Task statement
Look for the string "image" in every line, and copy each line that has it.

[Records from a data source]

---*---

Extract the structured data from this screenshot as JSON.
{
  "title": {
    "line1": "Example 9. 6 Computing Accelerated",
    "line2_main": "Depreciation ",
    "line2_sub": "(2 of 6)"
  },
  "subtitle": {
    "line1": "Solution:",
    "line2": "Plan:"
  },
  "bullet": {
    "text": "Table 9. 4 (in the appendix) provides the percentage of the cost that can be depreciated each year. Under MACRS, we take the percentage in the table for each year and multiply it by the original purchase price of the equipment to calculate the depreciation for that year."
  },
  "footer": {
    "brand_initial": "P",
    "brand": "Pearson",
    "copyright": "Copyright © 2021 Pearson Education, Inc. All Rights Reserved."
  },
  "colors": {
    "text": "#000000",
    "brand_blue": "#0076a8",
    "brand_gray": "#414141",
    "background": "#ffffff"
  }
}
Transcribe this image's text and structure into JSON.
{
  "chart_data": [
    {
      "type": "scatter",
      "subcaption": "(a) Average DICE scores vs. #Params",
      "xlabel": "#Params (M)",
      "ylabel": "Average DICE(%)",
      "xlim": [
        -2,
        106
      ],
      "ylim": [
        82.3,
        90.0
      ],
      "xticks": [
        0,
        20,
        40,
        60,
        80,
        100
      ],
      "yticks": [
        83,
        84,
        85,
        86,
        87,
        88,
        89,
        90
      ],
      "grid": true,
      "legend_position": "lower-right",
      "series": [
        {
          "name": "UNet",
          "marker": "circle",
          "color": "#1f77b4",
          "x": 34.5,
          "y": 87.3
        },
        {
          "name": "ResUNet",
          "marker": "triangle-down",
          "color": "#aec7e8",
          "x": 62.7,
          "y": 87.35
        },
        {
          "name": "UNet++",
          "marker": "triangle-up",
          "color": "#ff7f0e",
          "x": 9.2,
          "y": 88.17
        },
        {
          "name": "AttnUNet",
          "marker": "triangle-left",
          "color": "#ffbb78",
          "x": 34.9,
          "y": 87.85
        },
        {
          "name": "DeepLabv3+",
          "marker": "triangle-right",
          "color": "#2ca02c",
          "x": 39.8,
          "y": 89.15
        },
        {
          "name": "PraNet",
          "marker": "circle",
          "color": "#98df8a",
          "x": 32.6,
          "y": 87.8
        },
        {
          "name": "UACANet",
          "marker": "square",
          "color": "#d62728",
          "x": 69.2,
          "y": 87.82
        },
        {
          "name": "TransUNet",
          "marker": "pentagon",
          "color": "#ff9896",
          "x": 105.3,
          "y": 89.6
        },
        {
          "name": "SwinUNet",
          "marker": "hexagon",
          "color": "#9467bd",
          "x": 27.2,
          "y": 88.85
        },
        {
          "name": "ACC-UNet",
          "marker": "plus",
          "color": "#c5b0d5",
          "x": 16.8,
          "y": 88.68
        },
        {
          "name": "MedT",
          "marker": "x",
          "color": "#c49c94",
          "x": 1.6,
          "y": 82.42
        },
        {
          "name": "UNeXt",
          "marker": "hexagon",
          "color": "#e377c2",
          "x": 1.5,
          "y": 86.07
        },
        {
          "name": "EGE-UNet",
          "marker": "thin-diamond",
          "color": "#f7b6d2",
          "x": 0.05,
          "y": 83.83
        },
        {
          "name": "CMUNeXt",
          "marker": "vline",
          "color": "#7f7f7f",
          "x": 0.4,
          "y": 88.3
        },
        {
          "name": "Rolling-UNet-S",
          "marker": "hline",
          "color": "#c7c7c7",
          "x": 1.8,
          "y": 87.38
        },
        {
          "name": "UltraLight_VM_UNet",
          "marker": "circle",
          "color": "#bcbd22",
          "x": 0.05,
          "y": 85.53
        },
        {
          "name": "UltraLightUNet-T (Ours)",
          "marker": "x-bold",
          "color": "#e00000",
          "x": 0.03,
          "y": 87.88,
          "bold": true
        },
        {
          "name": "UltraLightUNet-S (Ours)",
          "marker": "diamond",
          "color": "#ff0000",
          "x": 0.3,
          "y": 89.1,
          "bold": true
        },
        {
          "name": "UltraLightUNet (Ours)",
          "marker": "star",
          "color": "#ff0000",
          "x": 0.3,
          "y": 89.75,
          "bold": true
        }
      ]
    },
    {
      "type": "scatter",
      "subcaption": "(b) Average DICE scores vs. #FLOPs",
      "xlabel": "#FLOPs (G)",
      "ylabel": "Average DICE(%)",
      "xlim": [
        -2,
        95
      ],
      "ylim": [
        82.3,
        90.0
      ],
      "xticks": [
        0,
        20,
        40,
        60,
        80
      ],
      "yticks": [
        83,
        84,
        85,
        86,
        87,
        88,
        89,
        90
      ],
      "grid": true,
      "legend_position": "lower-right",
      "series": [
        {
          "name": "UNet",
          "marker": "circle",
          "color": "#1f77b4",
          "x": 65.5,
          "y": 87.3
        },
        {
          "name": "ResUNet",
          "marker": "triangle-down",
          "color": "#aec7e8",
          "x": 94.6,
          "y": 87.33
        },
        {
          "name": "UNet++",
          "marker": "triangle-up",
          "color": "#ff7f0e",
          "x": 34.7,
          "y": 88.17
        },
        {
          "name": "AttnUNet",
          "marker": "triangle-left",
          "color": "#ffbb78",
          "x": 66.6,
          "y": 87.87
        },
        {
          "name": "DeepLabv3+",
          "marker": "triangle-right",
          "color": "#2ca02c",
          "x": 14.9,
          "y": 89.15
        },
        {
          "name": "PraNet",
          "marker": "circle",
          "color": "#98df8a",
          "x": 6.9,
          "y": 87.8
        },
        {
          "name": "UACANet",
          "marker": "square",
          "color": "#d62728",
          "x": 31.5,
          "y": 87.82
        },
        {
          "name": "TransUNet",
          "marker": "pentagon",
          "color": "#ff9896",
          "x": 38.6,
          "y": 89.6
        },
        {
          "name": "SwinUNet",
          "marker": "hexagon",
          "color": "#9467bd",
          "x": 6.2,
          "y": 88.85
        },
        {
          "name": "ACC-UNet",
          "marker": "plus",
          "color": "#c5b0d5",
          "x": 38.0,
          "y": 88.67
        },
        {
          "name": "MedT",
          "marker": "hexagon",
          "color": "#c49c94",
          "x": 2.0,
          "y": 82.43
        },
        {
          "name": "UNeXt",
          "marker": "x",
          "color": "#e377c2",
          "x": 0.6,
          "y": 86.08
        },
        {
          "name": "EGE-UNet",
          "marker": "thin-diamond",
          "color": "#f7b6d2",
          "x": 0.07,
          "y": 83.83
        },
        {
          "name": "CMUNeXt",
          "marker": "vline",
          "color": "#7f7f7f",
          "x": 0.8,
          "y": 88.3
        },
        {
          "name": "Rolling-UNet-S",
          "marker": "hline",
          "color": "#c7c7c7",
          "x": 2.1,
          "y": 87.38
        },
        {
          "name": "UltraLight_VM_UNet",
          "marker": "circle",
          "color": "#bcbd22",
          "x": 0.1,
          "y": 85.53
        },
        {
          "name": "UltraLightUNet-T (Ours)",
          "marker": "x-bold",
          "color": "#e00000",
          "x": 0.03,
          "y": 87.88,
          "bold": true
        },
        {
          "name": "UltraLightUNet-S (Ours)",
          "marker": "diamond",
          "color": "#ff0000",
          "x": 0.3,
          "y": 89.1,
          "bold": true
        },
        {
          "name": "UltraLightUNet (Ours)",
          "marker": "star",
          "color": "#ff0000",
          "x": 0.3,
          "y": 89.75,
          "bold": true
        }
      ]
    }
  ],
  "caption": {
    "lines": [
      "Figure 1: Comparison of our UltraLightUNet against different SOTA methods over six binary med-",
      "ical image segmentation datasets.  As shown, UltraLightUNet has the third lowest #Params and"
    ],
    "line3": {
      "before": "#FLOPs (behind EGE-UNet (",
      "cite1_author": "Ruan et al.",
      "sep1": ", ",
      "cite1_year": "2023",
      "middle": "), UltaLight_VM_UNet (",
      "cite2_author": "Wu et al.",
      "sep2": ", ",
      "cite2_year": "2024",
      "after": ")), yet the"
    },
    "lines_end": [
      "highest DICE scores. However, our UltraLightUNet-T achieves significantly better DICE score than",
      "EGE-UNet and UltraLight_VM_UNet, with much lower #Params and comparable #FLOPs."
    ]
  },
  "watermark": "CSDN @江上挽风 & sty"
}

---*---

Final result
Transcribe this image's text and structure into JSON.
      "ical image segmentation datasets.  As shown, UltraLightUNet has the third lowest #Params and"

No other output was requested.